> THE EXERCISE: Copy every line of the data that includes the string "this".

>> START RECORDS PROVIDED

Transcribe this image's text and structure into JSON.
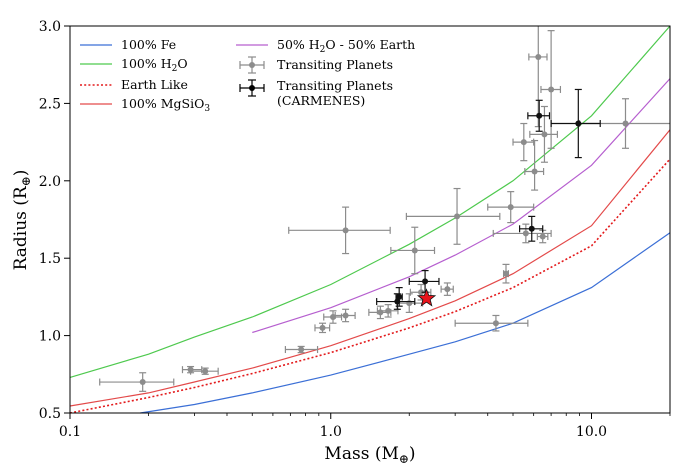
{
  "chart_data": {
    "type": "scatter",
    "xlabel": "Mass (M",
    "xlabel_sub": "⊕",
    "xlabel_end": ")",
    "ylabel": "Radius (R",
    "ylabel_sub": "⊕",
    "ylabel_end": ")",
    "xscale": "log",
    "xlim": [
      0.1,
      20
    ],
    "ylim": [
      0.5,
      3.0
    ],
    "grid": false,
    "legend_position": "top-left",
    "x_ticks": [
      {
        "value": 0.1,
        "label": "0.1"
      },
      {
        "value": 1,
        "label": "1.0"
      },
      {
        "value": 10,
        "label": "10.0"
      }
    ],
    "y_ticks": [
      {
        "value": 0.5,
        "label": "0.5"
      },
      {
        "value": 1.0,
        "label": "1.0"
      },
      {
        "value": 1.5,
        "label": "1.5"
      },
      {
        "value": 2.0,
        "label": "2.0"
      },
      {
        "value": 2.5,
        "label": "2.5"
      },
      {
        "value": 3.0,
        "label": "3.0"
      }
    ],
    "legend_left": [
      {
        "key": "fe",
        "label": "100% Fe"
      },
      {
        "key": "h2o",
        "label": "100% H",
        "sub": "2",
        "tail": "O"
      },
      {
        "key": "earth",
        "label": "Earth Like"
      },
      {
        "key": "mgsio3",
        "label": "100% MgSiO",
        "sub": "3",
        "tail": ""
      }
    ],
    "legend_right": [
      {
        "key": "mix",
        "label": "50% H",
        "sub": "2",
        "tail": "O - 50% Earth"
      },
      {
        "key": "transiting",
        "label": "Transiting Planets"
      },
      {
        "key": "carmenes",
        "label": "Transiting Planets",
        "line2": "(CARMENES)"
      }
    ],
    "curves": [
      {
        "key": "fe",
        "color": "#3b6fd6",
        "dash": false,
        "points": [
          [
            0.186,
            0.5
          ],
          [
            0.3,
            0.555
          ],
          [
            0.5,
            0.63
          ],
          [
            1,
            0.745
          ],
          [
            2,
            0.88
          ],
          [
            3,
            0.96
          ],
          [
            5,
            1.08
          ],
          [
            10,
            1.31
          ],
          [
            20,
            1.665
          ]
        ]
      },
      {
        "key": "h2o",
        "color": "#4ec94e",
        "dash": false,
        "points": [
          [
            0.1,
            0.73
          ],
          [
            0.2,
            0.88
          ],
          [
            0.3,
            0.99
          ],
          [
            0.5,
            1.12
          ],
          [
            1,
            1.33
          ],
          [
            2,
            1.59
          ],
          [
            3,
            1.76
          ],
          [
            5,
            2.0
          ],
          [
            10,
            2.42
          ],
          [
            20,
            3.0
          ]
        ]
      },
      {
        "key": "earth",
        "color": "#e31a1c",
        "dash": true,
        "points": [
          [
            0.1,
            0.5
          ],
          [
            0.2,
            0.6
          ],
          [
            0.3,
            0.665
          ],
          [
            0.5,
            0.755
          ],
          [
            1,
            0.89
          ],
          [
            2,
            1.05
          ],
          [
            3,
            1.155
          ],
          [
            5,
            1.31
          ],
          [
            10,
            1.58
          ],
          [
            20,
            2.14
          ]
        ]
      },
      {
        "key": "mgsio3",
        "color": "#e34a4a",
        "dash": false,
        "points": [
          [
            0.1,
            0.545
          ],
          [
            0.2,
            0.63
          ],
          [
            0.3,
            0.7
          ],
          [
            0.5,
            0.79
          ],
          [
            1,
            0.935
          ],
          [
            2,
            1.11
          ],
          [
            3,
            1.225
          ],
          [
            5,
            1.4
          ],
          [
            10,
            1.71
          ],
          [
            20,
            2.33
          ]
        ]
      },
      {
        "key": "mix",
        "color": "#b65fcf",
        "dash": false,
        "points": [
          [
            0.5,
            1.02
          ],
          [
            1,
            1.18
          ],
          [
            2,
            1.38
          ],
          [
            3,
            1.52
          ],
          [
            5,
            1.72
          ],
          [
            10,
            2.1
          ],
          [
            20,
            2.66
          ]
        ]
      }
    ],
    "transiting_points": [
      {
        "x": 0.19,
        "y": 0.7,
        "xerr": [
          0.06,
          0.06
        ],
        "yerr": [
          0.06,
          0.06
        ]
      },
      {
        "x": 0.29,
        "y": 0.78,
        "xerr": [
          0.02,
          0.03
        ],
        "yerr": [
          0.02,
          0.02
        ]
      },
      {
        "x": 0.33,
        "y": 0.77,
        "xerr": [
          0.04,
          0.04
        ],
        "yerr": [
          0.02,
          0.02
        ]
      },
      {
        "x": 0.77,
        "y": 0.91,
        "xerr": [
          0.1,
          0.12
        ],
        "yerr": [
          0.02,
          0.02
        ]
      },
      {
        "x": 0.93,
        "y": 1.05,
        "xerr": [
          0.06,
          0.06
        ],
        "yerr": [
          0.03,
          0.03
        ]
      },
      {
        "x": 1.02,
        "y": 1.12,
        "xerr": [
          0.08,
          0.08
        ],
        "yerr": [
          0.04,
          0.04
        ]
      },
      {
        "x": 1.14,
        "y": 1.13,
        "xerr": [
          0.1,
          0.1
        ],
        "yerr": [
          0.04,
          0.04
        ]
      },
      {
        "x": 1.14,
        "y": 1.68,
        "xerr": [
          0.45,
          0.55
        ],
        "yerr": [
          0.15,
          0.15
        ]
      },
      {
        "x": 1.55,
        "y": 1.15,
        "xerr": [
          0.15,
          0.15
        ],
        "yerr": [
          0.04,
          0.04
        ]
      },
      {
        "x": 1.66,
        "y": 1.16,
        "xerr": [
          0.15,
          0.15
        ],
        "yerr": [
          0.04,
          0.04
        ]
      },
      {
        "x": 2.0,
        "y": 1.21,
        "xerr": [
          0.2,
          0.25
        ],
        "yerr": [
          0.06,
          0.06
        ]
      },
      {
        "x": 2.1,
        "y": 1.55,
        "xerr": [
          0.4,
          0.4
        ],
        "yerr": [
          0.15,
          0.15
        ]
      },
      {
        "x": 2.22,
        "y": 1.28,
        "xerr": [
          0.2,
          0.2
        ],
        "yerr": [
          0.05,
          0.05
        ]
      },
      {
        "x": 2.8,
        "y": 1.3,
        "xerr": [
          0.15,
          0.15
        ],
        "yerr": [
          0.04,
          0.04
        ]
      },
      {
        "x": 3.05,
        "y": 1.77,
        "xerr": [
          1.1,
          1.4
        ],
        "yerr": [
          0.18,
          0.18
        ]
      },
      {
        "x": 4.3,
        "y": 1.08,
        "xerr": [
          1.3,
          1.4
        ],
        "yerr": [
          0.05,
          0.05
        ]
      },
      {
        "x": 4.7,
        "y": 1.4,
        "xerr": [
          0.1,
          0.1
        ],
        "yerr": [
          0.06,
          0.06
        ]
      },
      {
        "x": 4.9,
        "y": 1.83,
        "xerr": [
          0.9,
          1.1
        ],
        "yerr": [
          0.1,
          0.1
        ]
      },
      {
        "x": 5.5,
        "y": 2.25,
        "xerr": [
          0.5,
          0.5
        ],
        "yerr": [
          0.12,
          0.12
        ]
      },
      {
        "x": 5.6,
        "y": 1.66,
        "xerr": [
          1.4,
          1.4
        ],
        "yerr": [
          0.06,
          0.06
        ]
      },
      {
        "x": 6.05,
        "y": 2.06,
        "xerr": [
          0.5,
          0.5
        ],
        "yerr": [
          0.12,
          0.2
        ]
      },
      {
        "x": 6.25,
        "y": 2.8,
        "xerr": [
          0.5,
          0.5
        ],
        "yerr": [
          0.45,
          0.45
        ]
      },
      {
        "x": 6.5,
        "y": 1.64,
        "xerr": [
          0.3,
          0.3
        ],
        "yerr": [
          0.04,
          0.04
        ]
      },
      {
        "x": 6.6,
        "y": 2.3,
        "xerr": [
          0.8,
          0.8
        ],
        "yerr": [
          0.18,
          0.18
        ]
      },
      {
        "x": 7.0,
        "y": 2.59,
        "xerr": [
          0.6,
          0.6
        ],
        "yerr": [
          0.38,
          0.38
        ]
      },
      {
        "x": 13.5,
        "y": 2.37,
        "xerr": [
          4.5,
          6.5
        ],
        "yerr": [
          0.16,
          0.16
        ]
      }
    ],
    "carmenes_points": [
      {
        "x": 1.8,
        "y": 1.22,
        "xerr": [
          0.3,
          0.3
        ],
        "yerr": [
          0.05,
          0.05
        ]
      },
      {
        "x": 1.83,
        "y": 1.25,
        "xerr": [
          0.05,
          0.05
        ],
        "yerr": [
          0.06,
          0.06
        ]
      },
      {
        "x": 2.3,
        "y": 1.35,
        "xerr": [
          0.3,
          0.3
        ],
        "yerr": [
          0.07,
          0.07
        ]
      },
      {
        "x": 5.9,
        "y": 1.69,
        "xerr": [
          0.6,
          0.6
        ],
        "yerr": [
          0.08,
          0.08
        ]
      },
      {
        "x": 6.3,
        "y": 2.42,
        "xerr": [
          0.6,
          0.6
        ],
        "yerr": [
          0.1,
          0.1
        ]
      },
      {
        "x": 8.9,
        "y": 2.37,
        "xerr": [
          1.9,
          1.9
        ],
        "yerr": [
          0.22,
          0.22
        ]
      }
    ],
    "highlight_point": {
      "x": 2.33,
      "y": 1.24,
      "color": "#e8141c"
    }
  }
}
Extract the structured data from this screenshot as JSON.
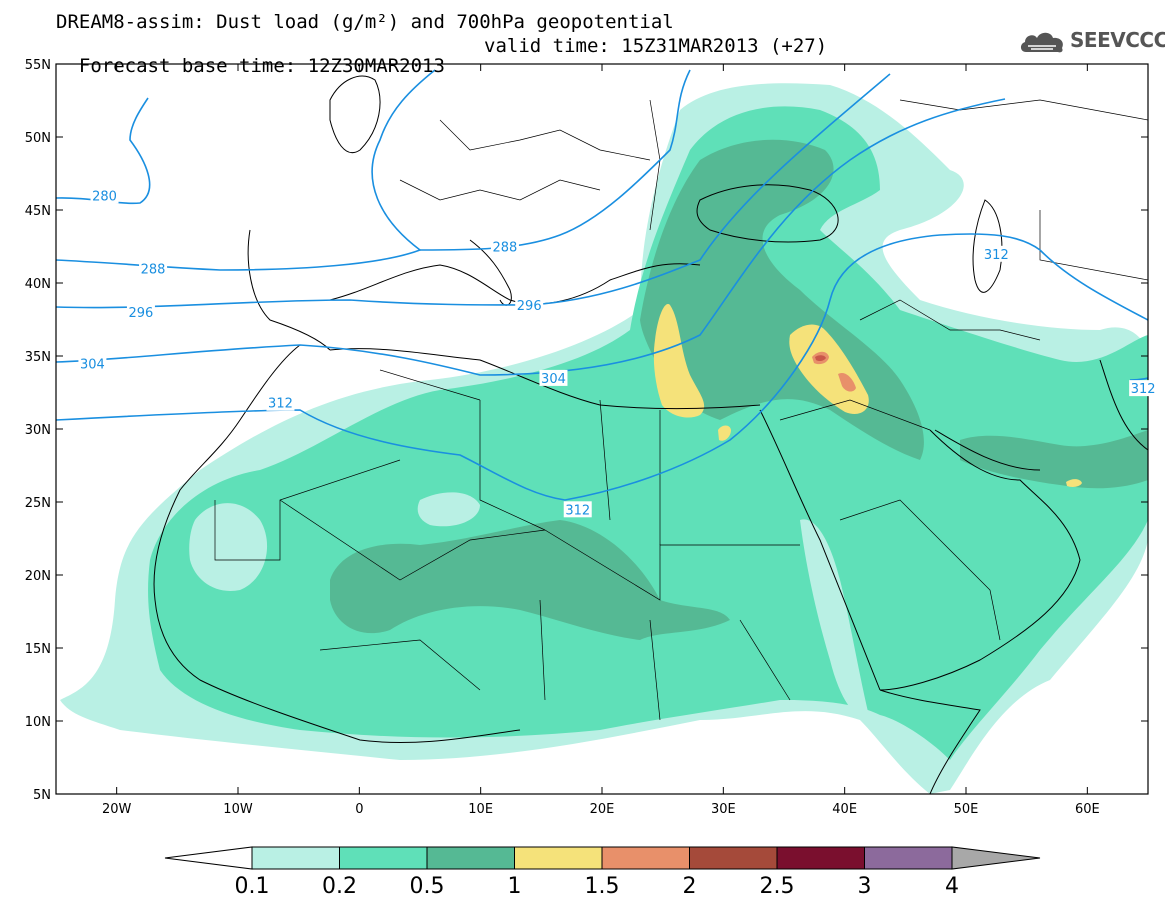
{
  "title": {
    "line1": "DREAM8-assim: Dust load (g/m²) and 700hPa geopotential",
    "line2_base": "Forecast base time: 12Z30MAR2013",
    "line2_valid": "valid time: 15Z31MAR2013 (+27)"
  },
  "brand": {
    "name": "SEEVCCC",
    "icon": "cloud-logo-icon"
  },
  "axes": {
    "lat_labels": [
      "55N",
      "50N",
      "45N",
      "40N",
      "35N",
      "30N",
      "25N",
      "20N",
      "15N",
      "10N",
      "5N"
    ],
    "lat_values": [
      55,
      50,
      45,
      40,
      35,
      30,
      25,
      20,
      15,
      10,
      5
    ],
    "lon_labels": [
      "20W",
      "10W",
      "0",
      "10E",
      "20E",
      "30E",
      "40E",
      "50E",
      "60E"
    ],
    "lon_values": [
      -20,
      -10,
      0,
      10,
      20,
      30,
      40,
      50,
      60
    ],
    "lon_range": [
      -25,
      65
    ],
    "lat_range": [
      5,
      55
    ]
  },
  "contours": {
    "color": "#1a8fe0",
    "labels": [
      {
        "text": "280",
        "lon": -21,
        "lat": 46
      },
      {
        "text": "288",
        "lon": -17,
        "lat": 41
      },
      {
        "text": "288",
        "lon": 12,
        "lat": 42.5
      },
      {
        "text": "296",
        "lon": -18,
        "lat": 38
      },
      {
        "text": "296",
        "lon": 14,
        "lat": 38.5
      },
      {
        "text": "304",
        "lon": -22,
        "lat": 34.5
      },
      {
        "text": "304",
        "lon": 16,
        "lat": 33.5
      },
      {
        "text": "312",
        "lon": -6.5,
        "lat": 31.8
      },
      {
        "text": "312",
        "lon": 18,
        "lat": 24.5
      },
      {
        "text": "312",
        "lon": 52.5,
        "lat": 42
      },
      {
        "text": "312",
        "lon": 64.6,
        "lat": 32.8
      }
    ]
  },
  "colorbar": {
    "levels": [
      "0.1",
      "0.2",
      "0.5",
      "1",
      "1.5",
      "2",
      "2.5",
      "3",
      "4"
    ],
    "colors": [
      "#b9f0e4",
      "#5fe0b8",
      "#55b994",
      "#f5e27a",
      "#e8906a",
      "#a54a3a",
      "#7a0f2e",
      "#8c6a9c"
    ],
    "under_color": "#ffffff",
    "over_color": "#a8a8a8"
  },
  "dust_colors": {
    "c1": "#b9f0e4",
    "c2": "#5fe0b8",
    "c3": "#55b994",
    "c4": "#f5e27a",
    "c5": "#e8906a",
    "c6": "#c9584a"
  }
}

>> END RECORDS PROVIDED

> TASK ANSWER:
Transcribe this image's text and structure into JSON.
Extract the structured data from this screenshot as JSON.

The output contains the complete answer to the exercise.